→ GOAL: Give only a count of the lines that include the string "this".

[Excerpts from a figure dataset]
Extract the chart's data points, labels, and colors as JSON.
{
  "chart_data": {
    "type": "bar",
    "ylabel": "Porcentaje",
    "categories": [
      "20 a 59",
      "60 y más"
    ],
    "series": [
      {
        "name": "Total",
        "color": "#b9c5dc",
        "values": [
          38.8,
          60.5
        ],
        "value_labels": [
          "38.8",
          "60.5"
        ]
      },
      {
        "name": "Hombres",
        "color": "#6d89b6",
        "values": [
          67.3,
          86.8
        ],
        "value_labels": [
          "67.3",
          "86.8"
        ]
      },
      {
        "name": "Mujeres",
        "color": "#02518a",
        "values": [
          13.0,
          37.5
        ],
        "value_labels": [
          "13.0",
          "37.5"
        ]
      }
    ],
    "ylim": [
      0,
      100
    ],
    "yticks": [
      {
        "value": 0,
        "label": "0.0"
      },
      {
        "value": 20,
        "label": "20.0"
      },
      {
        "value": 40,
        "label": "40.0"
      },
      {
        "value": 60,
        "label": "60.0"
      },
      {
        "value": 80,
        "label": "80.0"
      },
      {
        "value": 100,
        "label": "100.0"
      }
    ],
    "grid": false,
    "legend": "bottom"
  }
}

==

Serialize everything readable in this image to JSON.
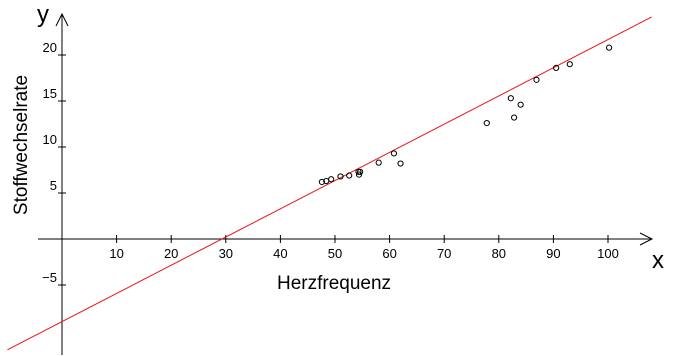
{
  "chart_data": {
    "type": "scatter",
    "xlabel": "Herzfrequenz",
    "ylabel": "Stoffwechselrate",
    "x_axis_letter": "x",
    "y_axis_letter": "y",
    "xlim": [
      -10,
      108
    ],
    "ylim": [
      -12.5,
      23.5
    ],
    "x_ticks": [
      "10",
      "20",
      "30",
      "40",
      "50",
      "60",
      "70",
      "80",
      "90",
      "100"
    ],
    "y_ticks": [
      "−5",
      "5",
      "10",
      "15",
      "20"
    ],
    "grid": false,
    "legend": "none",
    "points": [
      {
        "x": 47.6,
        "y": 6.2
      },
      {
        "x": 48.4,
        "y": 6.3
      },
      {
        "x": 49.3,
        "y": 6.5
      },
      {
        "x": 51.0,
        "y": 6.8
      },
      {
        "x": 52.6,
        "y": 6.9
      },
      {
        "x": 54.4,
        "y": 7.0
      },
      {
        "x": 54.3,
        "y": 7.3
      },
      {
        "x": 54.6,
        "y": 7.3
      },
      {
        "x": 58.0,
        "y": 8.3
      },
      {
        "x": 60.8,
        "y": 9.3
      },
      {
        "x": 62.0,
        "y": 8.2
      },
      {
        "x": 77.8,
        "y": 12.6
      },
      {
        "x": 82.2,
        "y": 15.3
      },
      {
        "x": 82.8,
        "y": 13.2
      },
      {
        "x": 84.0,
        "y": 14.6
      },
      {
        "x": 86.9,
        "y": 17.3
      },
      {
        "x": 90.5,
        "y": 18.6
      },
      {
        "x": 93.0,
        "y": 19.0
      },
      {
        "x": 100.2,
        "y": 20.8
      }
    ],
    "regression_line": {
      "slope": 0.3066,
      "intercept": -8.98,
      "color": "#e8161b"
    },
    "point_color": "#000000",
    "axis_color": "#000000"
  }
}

--

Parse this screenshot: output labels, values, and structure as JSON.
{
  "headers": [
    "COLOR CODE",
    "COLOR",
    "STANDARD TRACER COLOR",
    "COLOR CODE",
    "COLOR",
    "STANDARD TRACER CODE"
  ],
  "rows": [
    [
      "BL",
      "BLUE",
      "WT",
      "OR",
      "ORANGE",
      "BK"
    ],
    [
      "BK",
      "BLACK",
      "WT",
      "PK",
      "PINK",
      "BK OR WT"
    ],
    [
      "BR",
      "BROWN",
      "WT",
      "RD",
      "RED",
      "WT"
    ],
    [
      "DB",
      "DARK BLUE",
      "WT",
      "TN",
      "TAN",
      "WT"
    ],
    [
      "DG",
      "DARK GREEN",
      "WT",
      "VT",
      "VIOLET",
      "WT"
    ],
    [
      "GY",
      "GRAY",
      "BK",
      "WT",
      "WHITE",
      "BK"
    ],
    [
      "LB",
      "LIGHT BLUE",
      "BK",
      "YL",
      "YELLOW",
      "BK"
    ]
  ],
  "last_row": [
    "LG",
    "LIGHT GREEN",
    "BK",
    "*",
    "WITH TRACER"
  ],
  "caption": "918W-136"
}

→ RESPONSE TO THE TASK: 2